▶ [WORK TO COMPLETE]
1/ List the features of the million-dollar RVs named in the text on living in a camper.
2/ Reproduce the text on living in a camper word for word, everything from "Not only are" down to "to make it.".

▶ [DOCUMENT TEXT]

····················

More and more people are thinking about quitting their traditional lifestyle to try living in a camper as a way to save money. It sounds like a decent enough plan. You ditch a big mortgage payment or high rent, sell the stuff that causes you stress and mental clutter, and hit the road. Then the money you save on living expenses can all be put towards paying off your debt or saving for retirement.
Not only are you creating a better financial life, but you also get to do it all while you’re driving across the country and staying next to beaches or mountains or any number of beautiful locales.
But, let’s just get this out of the way… just like any other living situation, living in a camper is as cheap or expensive as you want to make it.
There are legit million dollar RVs that look like something a rock star would live in – heated marble floors, big-screen TVs, integrated sound system, even fireplaces.
Then there are people who pull out the backseats of a 1990-something Ford Astro van, throw in a mattress and hit the road. I met someone who had this exact setup, and they lived happily in their converted van with a bunny and a dog, for real.
We can all probably guess which of those two versions of living in a camper would be cheaper and help you pay off your debt.
The average person looking at living in a camper as a way to cut expenses is probably going to go for something in between that boujee RV and the Ford Astro van. And I would need more context before telling you that living in a camper was going to be cheaper than your more traditional living situation.

····················

▶ [EXTRACTED RECORDS]
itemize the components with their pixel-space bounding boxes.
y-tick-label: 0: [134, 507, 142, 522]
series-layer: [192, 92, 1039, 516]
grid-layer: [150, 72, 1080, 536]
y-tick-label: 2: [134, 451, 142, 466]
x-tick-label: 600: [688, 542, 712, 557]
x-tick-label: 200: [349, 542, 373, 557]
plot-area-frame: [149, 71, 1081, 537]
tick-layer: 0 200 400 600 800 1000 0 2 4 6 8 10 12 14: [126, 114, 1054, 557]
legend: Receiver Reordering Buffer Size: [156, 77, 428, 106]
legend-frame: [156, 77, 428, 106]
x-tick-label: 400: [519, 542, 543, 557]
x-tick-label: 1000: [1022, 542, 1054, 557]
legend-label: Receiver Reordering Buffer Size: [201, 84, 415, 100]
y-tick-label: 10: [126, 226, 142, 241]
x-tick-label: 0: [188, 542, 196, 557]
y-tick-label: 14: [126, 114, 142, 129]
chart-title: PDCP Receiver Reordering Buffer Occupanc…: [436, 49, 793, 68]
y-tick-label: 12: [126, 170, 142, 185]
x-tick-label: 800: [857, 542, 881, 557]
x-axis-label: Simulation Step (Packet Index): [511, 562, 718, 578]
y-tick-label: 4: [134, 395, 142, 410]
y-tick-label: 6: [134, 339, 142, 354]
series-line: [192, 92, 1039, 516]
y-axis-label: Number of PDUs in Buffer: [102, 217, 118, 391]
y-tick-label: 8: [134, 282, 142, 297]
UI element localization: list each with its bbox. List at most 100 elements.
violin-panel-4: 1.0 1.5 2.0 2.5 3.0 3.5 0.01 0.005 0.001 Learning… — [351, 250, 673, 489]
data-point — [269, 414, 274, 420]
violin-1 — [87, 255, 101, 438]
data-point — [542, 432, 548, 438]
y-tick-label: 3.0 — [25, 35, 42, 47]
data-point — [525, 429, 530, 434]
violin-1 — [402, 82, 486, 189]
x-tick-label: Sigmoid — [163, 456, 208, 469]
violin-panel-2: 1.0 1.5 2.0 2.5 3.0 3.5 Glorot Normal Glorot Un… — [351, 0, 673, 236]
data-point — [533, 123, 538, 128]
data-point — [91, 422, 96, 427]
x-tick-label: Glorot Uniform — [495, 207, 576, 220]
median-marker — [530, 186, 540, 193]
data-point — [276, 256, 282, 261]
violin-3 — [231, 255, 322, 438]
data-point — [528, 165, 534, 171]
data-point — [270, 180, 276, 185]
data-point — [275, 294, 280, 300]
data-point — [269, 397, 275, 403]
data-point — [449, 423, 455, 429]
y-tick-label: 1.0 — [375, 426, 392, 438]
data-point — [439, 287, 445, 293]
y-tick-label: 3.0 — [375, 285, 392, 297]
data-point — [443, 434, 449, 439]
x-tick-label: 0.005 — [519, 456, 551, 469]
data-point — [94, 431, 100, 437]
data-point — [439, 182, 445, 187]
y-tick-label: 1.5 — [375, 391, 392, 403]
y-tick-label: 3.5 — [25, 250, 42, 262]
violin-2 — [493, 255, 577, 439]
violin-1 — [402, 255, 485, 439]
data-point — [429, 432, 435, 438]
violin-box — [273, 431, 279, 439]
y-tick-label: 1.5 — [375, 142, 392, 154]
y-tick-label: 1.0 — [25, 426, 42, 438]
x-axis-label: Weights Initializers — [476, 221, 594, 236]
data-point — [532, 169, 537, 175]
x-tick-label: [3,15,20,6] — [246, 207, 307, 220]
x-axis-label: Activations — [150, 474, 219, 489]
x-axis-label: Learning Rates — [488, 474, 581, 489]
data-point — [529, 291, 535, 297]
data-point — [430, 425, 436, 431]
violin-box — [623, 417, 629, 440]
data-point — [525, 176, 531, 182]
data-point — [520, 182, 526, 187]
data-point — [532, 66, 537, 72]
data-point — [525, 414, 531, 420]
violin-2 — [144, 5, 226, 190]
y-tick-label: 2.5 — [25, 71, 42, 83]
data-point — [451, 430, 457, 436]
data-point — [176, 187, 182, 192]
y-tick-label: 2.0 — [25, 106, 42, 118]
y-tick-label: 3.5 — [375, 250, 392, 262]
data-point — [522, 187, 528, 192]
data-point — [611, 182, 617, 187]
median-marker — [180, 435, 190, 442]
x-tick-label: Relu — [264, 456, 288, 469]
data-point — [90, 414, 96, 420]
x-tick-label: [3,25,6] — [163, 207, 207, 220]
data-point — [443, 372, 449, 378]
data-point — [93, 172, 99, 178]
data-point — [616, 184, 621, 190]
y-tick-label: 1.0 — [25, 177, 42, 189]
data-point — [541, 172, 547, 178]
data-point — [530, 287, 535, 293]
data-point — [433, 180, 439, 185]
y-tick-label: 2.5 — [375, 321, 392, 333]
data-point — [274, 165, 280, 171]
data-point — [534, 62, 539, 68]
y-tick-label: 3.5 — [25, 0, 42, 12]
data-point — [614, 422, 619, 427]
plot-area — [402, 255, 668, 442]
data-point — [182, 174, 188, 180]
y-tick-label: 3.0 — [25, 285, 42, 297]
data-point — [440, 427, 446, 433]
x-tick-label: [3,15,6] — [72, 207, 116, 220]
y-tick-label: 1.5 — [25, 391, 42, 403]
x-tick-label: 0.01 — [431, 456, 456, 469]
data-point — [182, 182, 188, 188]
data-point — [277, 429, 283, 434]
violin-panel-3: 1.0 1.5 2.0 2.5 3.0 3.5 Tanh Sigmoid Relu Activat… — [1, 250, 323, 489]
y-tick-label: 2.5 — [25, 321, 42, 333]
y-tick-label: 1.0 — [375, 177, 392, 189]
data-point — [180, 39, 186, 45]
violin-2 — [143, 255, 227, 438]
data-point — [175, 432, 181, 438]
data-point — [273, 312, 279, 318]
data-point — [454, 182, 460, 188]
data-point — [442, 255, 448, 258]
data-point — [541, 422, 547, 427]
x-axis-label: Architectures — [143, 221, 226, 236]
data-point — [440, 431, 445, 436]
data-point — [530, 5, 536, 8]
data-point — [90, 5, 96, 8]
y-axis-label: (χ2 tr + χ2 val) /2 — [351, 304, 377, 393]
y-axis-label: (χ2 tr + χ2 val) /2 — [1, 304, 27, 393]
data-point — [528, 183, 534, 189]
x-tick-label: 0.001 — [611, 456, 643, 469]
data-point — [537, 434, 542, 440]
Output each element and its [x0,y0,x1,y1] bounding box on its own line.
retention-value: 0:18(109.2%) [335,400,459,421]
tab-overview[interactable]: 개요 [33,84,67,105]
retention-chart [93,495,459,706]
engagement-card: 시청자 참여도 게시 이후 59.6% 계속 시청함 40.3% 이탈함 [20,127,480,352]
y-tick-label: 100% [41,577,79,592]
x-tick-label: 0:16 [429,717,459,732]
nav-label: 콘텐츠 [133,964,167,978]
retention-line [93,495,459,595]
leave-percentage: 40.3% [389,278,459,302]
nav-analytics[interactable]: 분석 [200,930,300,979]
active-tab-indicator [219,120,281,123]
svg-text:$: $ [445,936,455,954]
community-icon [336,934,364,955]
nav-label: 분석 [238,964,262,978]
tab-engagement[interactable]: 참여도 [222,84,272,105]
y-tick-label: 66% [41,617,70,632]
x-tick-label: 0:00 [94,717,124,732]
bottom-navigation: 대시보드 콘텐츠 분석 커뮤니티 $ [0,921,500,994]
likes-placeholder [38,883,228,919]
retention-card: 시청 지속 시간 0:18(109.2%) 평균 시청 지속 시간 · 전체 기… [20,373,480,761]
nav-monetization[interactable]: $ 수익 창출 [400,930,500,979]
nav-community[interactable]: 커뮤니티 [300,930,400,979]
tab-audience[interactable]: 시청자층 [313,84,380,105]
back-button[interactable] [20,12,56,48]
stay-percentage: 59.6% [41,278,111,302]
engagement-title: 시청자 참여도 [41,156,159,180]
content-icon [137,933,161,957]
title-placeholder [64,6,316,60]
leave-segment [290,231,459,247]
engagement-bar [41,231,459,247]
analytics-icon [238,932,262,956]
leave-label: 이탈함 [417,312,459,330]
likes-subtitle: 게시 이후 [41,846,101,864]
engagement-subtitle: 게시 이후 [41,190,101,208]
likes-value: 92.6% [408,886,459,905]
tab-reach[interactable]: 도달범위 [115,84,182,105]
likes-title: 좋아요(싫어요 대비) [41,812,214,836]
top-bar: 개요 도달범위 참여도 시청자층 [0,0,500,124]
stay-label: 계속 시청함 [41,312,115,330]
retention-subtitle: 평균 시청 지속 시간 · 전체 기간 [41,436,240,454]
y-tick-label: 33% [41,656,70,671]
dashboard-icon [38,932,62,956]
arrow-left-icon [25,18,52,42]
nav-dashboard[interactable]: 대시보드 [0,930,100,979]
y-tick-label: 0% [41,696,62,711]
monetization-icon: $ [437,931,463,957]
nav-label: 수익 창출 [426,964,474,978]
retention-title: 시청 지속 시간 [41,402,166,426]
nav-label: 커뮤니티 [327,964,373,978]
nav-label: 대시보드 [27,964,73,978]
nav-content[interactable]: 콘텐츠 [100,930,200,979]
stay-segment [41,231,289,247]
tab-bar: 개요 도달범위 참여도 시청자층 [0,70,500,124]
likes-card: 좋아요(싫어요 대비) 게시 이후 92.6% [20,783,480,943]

····················

▶ [RESPONSES BY TASK]
1/
- heated marble floors
- big-screen TVs
- integrated sound system
- fireplaces

2/
Not only are you creating a better financial life, but you also get to do it all while you’re driving across the country and staying next to beaches or mountains or any number of beautiful locales.
But, let’s just get this out of the way… just like any other living situation, living in a camper is as cheap or expensive as you want to make it.